Skip any picture you find and retype all the remaining lines exactly.
■ ■ ■ ■ ■
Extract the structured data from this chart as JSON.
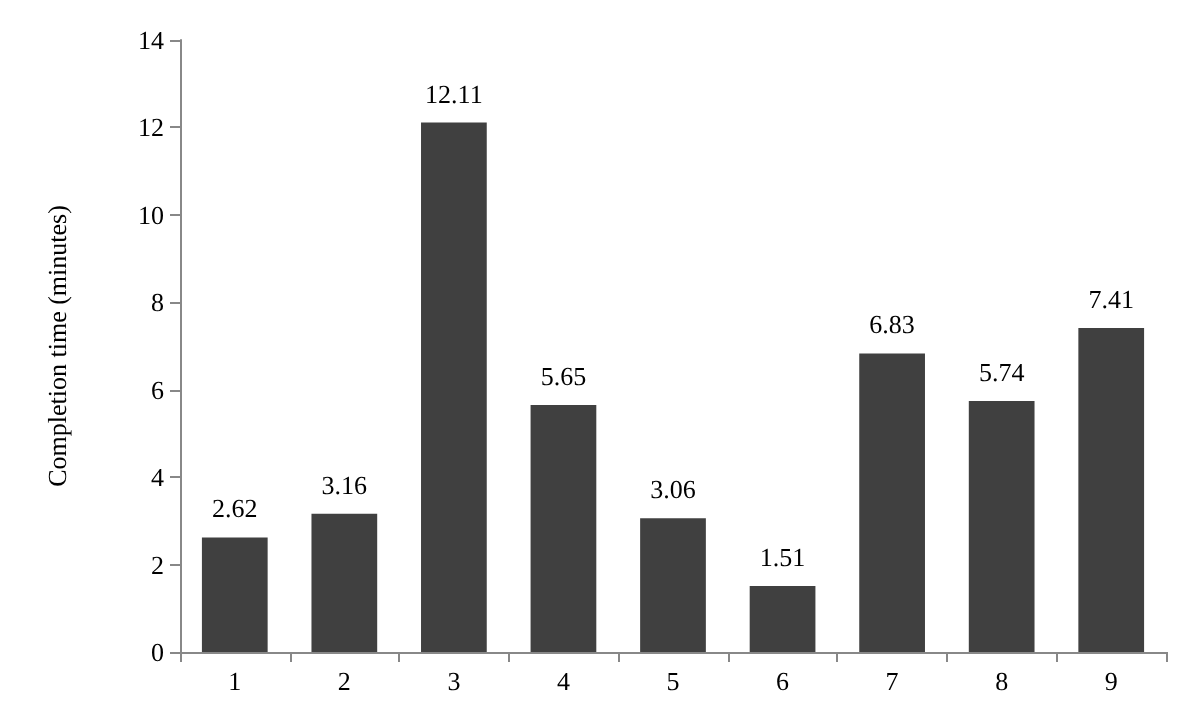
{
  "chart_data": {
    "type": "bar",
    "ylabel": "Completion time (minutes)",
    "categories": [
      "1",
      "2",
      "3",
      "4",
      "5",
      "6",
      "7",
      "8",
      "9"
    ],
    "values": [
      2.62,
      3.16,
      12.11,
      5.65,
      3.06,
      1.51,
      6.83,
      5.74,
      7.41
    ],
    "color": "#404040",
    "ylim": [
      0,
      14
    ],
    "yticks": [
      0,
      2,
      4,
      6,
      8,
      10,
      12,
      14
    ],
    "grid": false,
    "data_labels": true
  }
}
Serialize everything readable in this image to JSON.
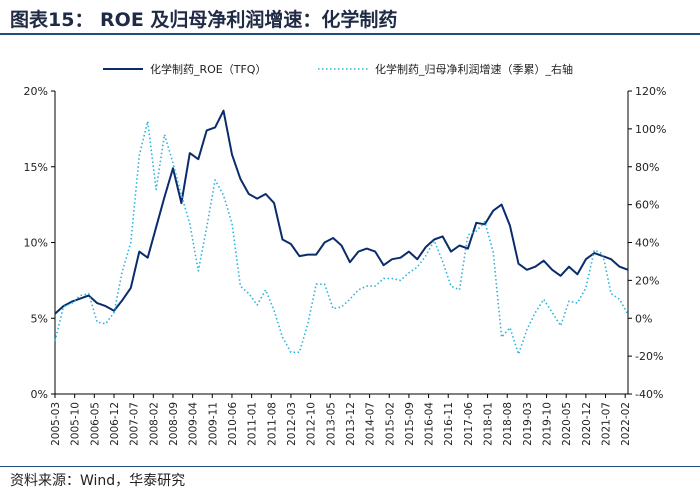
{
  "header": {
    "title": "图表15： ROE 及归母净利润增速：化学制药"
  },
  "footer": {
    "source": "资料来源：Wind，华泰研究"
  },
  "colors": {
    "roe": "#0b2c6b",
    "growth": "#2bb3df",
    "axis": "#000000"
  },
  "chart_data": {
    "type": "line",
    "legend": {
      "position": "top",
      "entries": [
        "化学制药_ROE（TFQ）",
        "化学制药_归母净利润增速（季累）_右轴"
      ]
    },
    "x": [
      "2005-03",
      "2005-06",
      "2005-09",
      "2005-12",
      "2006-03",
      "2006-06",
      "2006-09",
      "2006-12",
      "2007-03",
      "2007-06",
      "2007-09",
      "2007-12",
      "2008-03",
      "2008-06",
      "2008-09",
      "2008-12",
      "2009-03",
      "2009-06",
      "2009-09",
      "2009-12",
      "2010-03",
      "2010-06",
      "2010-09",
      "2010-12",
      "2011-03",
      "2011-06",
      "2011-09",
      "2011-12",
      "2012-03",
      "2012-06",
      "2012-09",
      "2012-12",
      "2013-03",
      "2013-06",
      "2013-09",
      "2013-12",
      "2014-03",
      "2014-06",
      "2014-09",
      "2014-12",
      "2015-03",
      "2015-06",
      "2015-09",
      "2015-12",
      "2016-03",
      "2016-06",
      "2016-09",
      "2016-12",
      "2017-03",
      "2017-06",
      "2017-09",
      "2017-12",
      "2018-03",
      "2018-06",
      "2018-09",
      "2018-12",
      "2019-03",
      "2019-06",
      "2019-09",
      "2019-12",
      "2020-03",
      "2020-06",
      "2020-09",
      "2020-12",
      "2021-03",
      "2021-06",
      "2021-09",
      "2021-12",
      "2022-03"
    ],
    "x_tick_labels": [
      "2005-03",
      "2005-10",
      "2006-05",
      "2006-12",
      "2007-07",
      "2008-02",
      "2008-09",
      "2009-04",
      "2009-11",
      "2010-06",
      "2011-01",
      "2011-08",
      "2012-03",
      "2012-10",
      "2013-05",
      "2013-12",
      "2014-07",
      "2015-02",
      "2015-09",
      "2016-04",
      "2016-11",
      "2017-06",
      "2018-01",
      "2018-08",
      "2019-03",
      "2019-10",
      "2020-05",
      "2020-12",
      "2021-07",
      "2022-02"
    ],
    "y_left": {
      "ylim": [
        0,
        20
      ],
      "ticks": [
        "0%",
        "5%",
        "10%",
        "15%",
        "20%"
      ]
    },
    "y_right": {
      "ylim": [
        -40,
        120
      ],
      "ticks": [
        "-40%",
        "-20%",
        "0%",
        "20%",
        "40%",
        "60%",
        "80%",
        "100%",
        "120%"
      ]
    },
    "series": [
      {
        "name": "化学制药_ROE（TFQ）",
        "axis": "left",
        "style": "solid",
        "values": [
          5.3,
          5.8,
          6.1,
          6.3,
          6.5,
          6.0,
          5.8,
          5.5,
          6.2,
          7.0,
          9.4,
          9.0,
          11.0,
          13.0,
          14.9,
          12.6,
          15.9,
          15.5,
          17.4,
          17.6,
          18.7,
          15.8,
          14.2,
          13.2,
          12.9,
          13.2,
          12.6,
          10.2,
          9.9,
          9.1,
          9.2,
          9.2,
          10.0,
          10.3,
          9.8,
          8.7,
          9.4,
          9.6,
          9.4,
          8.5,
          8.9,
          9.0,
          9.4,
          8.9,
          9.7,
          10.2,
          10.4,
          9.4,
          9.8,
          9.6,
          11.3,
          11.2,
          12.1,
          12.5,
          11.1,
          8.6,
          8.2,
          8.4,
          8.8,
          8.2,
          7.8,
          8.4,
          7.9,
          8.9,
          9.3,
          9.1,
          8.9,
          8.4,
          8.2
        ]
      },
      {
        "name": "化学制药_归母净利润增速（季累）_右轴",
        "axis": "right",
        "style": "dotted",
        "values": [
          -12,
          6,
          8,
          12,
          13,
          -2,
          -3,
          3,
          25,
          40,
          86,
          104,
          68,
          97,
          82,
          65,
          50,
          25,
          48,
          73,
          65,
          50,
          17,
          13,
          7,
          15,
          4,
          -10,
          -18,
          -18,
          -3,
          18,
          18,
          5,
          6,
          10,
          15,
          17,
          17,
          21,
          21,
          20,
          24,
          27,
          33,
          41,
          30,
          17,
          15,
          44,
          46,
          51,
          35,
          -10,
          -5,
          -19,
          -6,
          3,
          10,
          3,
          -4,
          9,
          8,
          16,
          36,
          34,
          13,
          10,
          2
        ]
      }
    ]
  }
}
■ ■ ■ ■ ■
Response to this task:
Extract the structured data from this chart as JSON.
{
  "chart_data": {
    "type": "bar",
    "ylabel": "Completion time (minutes)",
    "categories": [
      "1",
      "2",
      "3",
      "4",
      "5",
      "6",
      "7",
      "8",
      "9"
    ],
    "values": [
      2.62,
      3.16,
      12.11,
      5.65,
      3.06,
      1.51,
      6.83,
      5.74,
      7.41
    ],
    "color": "#404040",
    "ylim": [
      0,
      14
    ],
    "yticks": [
      0,
      2,
      4,
      6,
      8,
      10,
      12,
      14
    ],
    "grid": false,
    "data_labels": true
  }
}
Serialize everything readable in this image to JSON.
{
  "header": {
    "title": "图表15： ROE 及归母净利润增速：化学制药"
  },
  "footer": {
    "source": "资料来源：Wind，华泰研究"
  },
  "colors": {
    "roe": "#0b2c6b",
    "growth": "#2bb3df",
    "axis": "#000000"
  },
  "chart_data": {
    "type": "line",
    "legend": {
      "position": "top",
      "entries": [
        "化学制药_ROE（TFQ）",
        "化学制药_归母净利润增速（季累）_右轴"
      ]
    },
    "x": [
      "2005-03",
      "2005-06",
      "2005-09",
      "2005-12",
      "2006-03",
      "2006-06",
      "2006-09",
      "2006-12",
      "2007-03",
      "2007-06",
      "2007-09",
      "2007-12",
      "2008-03",
      "2008-06",
      "2008-09",
      "2008-12",
      "2009-03",
      "2009-06",
      "2009-09",
      "2009-12",
      "2010-03",
      "2010-06",
      "2010-09",
      "2010-12",
      "2011-03",
      "2011-06",
      "2011-09",
      "2011-12",
      "2012-03",
      "2012-06",
      "2012-09",
      "2012-12",
      "2013-03",
      "2013-06",
      "2013-09",
      "2013-12",
      "2014-03",
      "2014-06",
      "2014-09",
      "2014-12",
      "2015-03",
      "2015-06",
      "2015-09",
      "2015-12",
      "2016-03",
      "2016-06",
      "2016-09",
      "2016-12",
      "2017-03",
      "2017-06",
      "2017-09",
      "2017-12",
      "2018-03",
      "2018-06",
      "2018-09",
      "2018-12",
      "2019-03",
      "2019-06",
      "2019-09",
      "2019-12",
      "2020-03",
      "2020-06",
      "2020-09",
      "2020-12",
      "2021-03",
      "2021-06",
      "2021-09",
      "2021-12",
      "2022-03"
    ],
    "x_tick_labels": [
      "2005-03",
      "2005-10",
      "2006-05",
      "2006-12",
      "2007-07",
      "2008-02",
      "2008-09",
      "2009-04",
      "2009-11",
      "2010-06",
      "2011-01",
      "2011-08",
      "2012-03",
      "2012-10",
      "2013-05",
      "2013-12",
      "2014-07",
      "2015-02",
      "2015-09",
      "2016-04",
      "2016-11",
      "2017-06",
      "2018-01",
      "2018-08",
      "2019-03",
      "2019-10",
      "2020-05",
      "2020-12",
      "2021-07",
      "2022-02"
    ],
    "y_left": {
      "ylim": [
        0,
        20
      ],
      "ticks": [
        "0%",
        "5%",
        "10%",
        "15%",
        "20%"
      ]
    },
    "y_right": {
      "ylim": [
        -40,
        120
      ],
      "ticks": [
        "-40%",
        "-20%",
        "0%",
        "20%",
        "40%",
        "60%",
        "80%",
        "100%",
        "120%"
      ]
    },
    "series": [
      {
        "name": "化学制药_ROE（TFQ）",
        "axis": "left",
        "style": "solid",
        "values": [
          5.3,
          5.8,
          6.1,
          6.3,
          6.5,
          6.0,
          5.8,
          5.5,
          6.2,
          7.0,
          9.4,
          9.0,
          11.0,
          13.0,
          14.9,
          12.6,
          15.9,
          15.5,
          17.4,
          17.6,
          18.7,
          15.8,
          14.2,
          13.2,
          12.9,
          13.2,
          12.6,
          10.2,
          9.9,
          9.1,
          9.2,
          9.2,
          10.0,
          10.3,
          9.8,
          8.7,
          9.4,
          9.6,
          9.4,
          8.5,
          8.9,
          9.0,
          9.4,
          8.9,
          9.7,
          10.2,
          10.4,
          9.4,
          9.8,
          9.6,
          11.3,
          11.2,
          12.1,
          12.5,
          11.1,
          8.6,
          8.2,
          8.4,
          8.8,
          8.2,
          7.8,
          8.4,
          7.9,
          8.9,
          9.3,
          9.1,
          8.9,
          8.4,
          8.2
        ]
      },
      {
        "name": "化学制药_归母净利润增速（季累）_右轴",
        "axis": "right",
        "style": "dotted",
        "values": [
          -12,
          6,
          8,
          12,
          13,
          -2,
          -3,
          3,
          25,
          40,
          86,
          104,
          68,
          97,
          82,
          65,
          50,
          25,
          48,
          73,
          65,
          50,
          17,
          13,
          7,
          15,
          4,
          -10,
          -18,
          -18,
          -3,
          18,
          18,
          5,
          6,
          10,
          15,
          17,
          17,
          21,
          21,
          20,
          24,
          27,
          33,
          41,
          30,
          17,
          15,
          44,
          46,
          51,
          35,
          -10,
          -5,
          -19,
          -6,
          3,
          10,
          3,
          -4,
          9,
          8,
          16,
          36,
          34,
          13,
          10,
          2
        ]
      }
    ]
  }
}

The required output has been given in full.